__PAGE__
----
Currently, &rq->__lock is not held in "path sched_in".
However, if in future "path sched_in" takes &p->pi_lock or &rq->__lock,
lockdep is able to detect and warn in that case.

Signed-off-by: Yan Zhao <yan.y.zhao@intel.com>
[sean: path sched_out and path irq does not race, path sched_in does not
take &rq->__lock]
Signed-off-by: Sean Christopherson <seanjc@google.com>
---
v2:
switch from rcu to two raw_spin_locks. as rcu may not let the irq
handler see list removal timely. (sean)

v1:
https://lore.kernel.org/all/20230310155955.29652-1-yan.y.zhao@intel.com/
---
 arch/x86/kvm/vmx/posted_intr.c | 32 ++++++++++++++++++++------------
 1 file changed, 20 insertions(+), 12 deletions(-)
----
__ENTRIES PROVIDED__
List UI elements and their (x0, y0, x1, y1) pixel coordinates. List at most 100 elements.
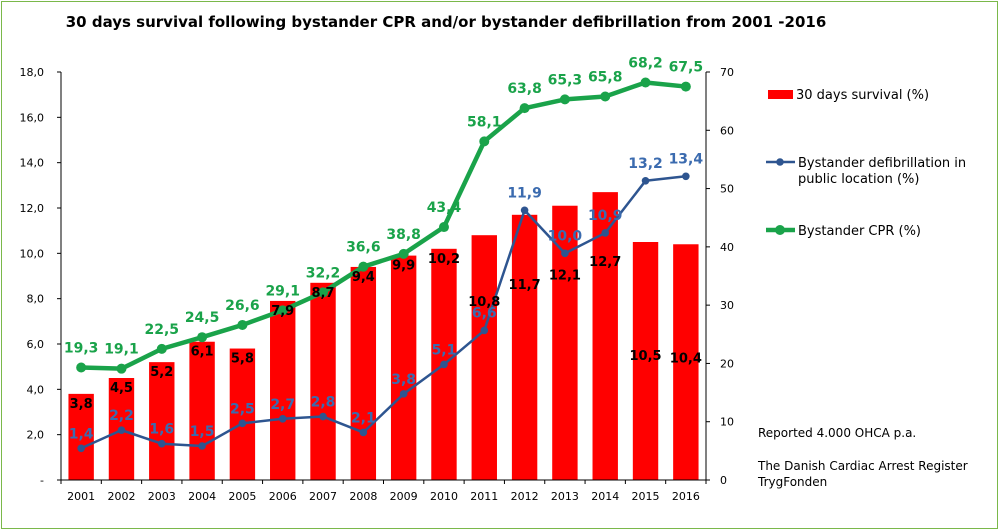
defib-point-2014 (601, 229, 610, 237)
bar-2015 (632, 242, 659, 480)
bar-label-2002: 4,5 (110, 381, 133, 396)
x-tick-label: 2007 (309, 490, 337, 503)
x-tick-label: 2013 (551, 490, 579, 503)
defib-label-2007: 2,8 (311, 395, 336, 411)
cpr-label-2008: 36,6 (346, 240, 381, 256)
x-tick-label: 2010 (430, 490, 458, 503)
bar-2012 (511, 214, 538, 481)
x-tick-label: 2016 (672, 490, 700, 503)
bar-2007 (310, 282, 336, 480)
bar-2016 (673, 244, 699, 480)
defib-label-2005: 2,5 (230, 401, 255, 417)
source-line-1: The Danish Cardiac Arrest Register (757, 459, 968, 473)
annotations: Reported 4.000 OHCA p.a. The Danish Card… (757, 426, 968, 489)
x-tick-label: 2005 (228, 490, 256, 503)
cpr-label-2005: 26,6 (225, 298, 260, 314)
left-tick-label: 16,0 (20, 111, 45, 124)
x-tick-label: 2006 (269, 490, 297, 503)
defib-point-2003 (157, 439, 166, 448)
left-tick-label: 18,0 (20, 66, 45, 79)
left-tick-label: - (40, 474, 44, 487)
x-tick-label: 2008 (349, 490, 377, 503)
defib-point-2010 (440, 360, 448, 369)
bar-2006 (270, 300, 296, 480)
axes: - 2,0 4,0 6,0 8,0 10,0 12,0 14,0 16,0 18,0 0 10 20 30… (20, 66, 735, 503)
left-tick-label: 2,0 (27, 429, 45, 442)
source-line-2: TrygFonden (757, 475, 827, 489)
legend-label-defib: Bystander defibrillation in (798, 156, 966, 171)
bar-label-2013: 12,1 (549, 269, 581, 284)
bar-2011 (471, 235, 497, 480)
right-tick-label: 50 (720, 183, 734, 196)
defib-label-2016: 13,4 (669, 151, 704, 167)
defib-label-2001: 1,4 (69, 426, 94, 442)
bar-label-2016: 10,4 (670, 351, 702, 366)
bar-2001 (68, 393, 94, 480)
defib-point-2016 (682, 172, 690, 181)
cpr-point-2010 (438, 222, 449, 233)
bar-2014 (592, 192, 618, 480)
right-tick-label: 10 (720, 416, 734, 429)
defib-point-2004 (198, 442, 206, 450)
bar-label-2014: 12,7 (589, 255, 621, 270)
legend: 30 days survival (%) Bystander defibrilla… (766, 88, 966, 239)
defib-label-2011: 6,6 (472, 305, 497, 321)
bar-label-2011: 10,8 (468, 295, 500, 310)
right-tick-label: 0 (720, 474, 727, 487)
defib-label-2006: 2,7 (270, 397, 295, 413)
cpr-point-2004 (197, 332, 208, 343)
left-tick-label: 14,0 (20, 157, 45, 170)
defib-point-2008 (359, 428, 368, 437)
x-tick-label: 2001 (67, 490, 95, 503)
right-tick-label: 40 (720, 241, 734, 254)
cpr-label-2004: 24,5 (185, 310, 220, 326)
data-labels: 3,8 4,5 5,2 6,1 5,8 7,9 8,7 9,4 9,9 10,2 10,8 11,7 1… (64, 55, 703, 442)
bar-label-2012: 11,7 (509, 278, 541, 293)
defib-label-2002: 2,2 (109, 408, 134, 424)
cpr-point-2016 (680, 81, 691, 92)
x-tick-label: 2015 (632, 490, 660, 503)
left-tick-label: 4,0 (27, 383, 45, 396)
legend-label-bar: 30 days survival (%) (796, 88, 929, 103)
defib-point-2009 (399, 390, 408, 398)
right-tick-label: 60 (720, 124, 734, 137)
defib-point-2007 (319, 412, 327, 421)
cpr-label-2013: 65,3 (548, 72, 583, 88)
chart-title: 30 days survival following bystander CPR… (66, 13, 827, 31)
right-tick-label: 30 (720, 299, 734, 312)
defib-point-2015 (641, 177, 650, 185)
right-tick-label: 20 (720, 357, 734, 370)
cpr-point-2005 (237, 319, 248, 330)
cpr-label-2010: 43,4 (427, 200, 462, 216)
defib-label-2012: 11,9 (507, 185, 542, 201)
bar-label-2007: 8,7 (312, 286, 335, 301)
cpr-point-2007 (318, 287, 329, 298)
defib-label-2009: 3,8 (391, 372, 416, 388)
bar-2005 (229, 348, 256, 480)
bar-label-2008: 9,4 (352, 270, 375, 285)
defib-label-2014: 10,9 (588, 208, 623, 224)
x-tick-label: 2011 (470, 490, 498, 503)
cpr-point-2002 (116, 363, 127, 374)
left-tick-label: 6,0 (27, 338, 45, 351)
legend-swatch-bar (768, 90, 793, 99)
cpr-point-2008 (358, 261, 369, 272)
bar-label-2006: 7,9 (271, 304, 294, 319)
defib-label-2015: 13,2 (628, 156, 663, 172)
bar-series (68, 192, 699, 481)
legend-label-cpr: Bystander CPR (%) (798, 224, 921, 239)
cpr-point-2014 (600, 91, 611, 102)
cpr-label-2002: 19,1 (104, 342, 139, 358)
defib-label-2003: 1,6 (149, 422, 174, 438)
bar-2009 (390, 255, 417, 480)
bar-2003 (149, 362, 175, 480)
defib-point-2012 (520, 206, 529, 215)
defib-line (80, 175, 686, 450)
cpr-point-2015 (640, 77, 651, 88)
bar-label-2003: 5,2 (150, 365, 173, 380)
reported-note: Reported 4.000 OHCA p.a. (758, 426, 916, 440)
defib-point-2005 (238, 419, 247, 428)
cpr-label-2014: 65,8 (588, 69, 623, 85)
cpr-point-2003 (156, 343, 167, 354)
----
__PROBLEM SET__
**1)** Name every path that the patch message mentions by name.
**2)** Identify each line of the records that contains the string "legend", and copy every such line.

__RESULTS FOR EACH TASK__
**1)** sched_in, sched_out, irq

**2)**
legend-label-defib: Bystander defibrillation in (798, 156, 966, 171)
legend: 30 days survival (%) Bystander defibrilla… (766, 88, 966, 239)
legend-label-bar: 30 days survival (%) (796, 88, 929, 103)
legend-swatch-bar (768, 90, 793, 99)
legend-label-cpr: Bystander CPR (%) (798, 224, 921, 239)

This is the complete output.